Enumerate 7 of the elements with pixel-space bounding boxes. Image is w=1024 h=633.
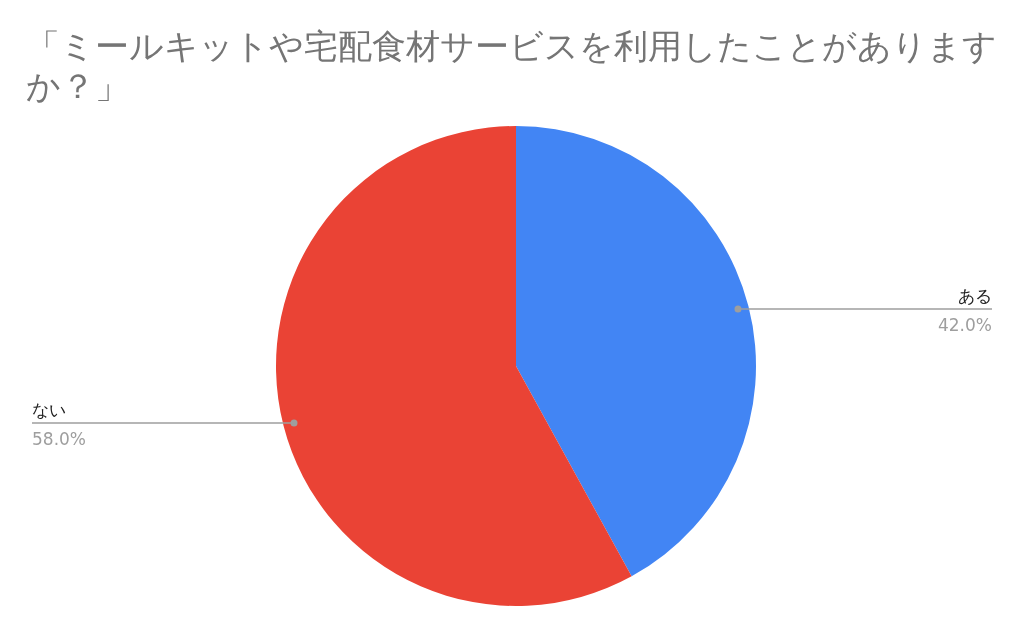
- chart-title: 「ミールキットや宅配食材サービスを利用したことがありますか？」: [26, 26, 998, 106]
- slice-label: ある: [958, 286, 992, 306]
- pie-slice: [276, 126, 632, 606]
- pie-slice: [516, 126, 756, 577]
- data-label: 58.0%: [32, 429, 87, 449]
- slice-label: ない: [32, 400, 66, 420]
- data-label: 42.0%: [937, 315, 992, 335]
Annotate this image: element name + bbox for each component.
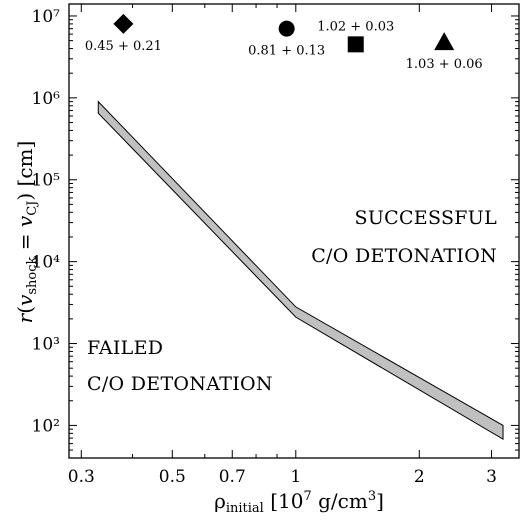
x-axis-label: ρinitial [107 g/cm3] [214,489,384,516]
marker-label: 0.81 + 0.13 [248,44,325,59]
annotation-failed-line-2: C/O DETONATION [87,373,273,395]
band-area [97,100,504,441]
y-tick-label: 10⁵ [32,171,61,191]
x-tick-label: 2 [414,467,425,487]
annotation-successful-detonation: SUCCESSFUL C/O DETONATION [311,207,497,267]
x-tick-label: 0.3 [68,467,95,487]
y-tick-label: 10³ [32,335,60,355]
annotation-failed-detonation: FAILED C/O DETONATION [87,337,273,395]
x-tick-label: 3 [486,467,497,487]
x-tick-label: 0.7 [219,467,246,487]
plot-frame [68,3,520,459]
square-marker [347,36,364,53]
y-tick-label: 10⁷ [32,7,61,27]
y-axis-label: r(vshock = vCJ) [cm] [13,141,40,324]
annotation-successful-line-2: C/O DETONATION [311,245,497,267]
y-tick-label: 10⁴ [32,253,61,273]
plot-layer: 0.3 0.5 0.7 1 2 3 10² 10³ 10⁴ 10⁵ 10⁶ 10⁷ 0.45 + 0.2… [32,3,520,487]
annotation-failed-line-1: FAILED [87,337,163,359]
circle-marker [278,20,295,37]
x-tick-label: 1 [290,467,301,487]
x-tick-label: 0.5 [159,467,186,487]
marker-label: 0.45 + 0.21 [85,39,162,54]
triangle-marker [434,32,455,51]
annotation-successful-line-1: SUCCESSFUL [355,207,498,229]
y-tick-label: 10² [32,416,60,436]
diamond-marker [113,13,134,34]
y-tick-label: 10⁶ [32,89,61,109]
marker-label: 1.02 + 0.03 [317,19,394,34]
marker-label: 1.03 + 0.06 [406,57,483,72]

• [WRITTEN REQUEST] Please reproduce all of the material above line for line, unchanged, and leave the pictures out.

• [WRITTEN RESPONSE]
Enumerate 7 of the elements with pixel-space bounding boxes. Image is w=1024 h=633.
- chart-title: 「ミールキットや宅配食材サービスを利用したことがありますか？」: [26, 26, 998, 106]
- slice-label: ある: [958, 286, 992, 306]
- pie-slice: [276, 126, 632, 606]
- pie-slice: [516, 126, 756, 577]
- data-label: 58.0%: [32, 429, 87, 449]
- slice-label: ない: [32, 400, 66, 420]
- data-label: 42.0%: [937, 315, 992, 335]
Annotate this image: element name + bbox for each component.
x-axis-label: ρinitial [107 g/cm3] [214,489,384,516]
marker-label: 0.81 + 0.13 [248,44,325,59]
annotation-failed-line-2: C/O DETONATION [87,373,273,395]
band-area [97,100,504,441]
y-tick-label: 10⁵ [32,171,61,191]
x-tick-label: 2 [414,467,425,487]
annotation-successful-detonation: SUCCESSFUL C/O DETONATION [311,207,497,267]
x-tick-label: 0.3 [68,467,95,487]
y-tick-label: 10³ [32,335,60,355]
annotation-failed-detonation: FAILED C/O DETONATION [87,337,273,395]
x-tick-label: 3 [486,467,497,487]
x-tick-label: 0.7 [219,467,246,487]
plot-frame [68,3,520,459]
square-marker [347,36,364,53]
y-tick-label: 10⁷ [32,7,61,27]
y-axis-label: r(vshock = vCJ) [cm] [13,141,40,324]
annotation-successful-line-2: C/O DETONATION [311,245,497,267]
y-tick-label: 10⁴ [32,253,61,273]
plot-layer: 0.3 0.5 0.7 1 2 3 10² 10³ 10⁴ 10⁵ 10⁶ 10⁷ 0.45 + 0.2… [32,3,520,487]
annotation-failed-line-1: FAILED [87,337,163,359]
circle-marker [278,20,295,37]
x-tick-label: 1 [290,467,301,487]
x-tick-label: 0.5 [159,467,186,487]
marker-label: 0.45 + 0.21 [85,39,162,54]
triangle-marker [434,32,455,51]
annotation-successful-line-1: SUCCESSFUL [355,207,498,229]
y-tick-label: 10² [32,416,60,436]
diamond-marker [113,13,134,34]
y-tick-label: 10⁶ [32,89,61,109]
marker-label: 1.02 + 0.03 [317,19,394,34]
marker-label: 1.03 + 0.06 [406,57,483,72]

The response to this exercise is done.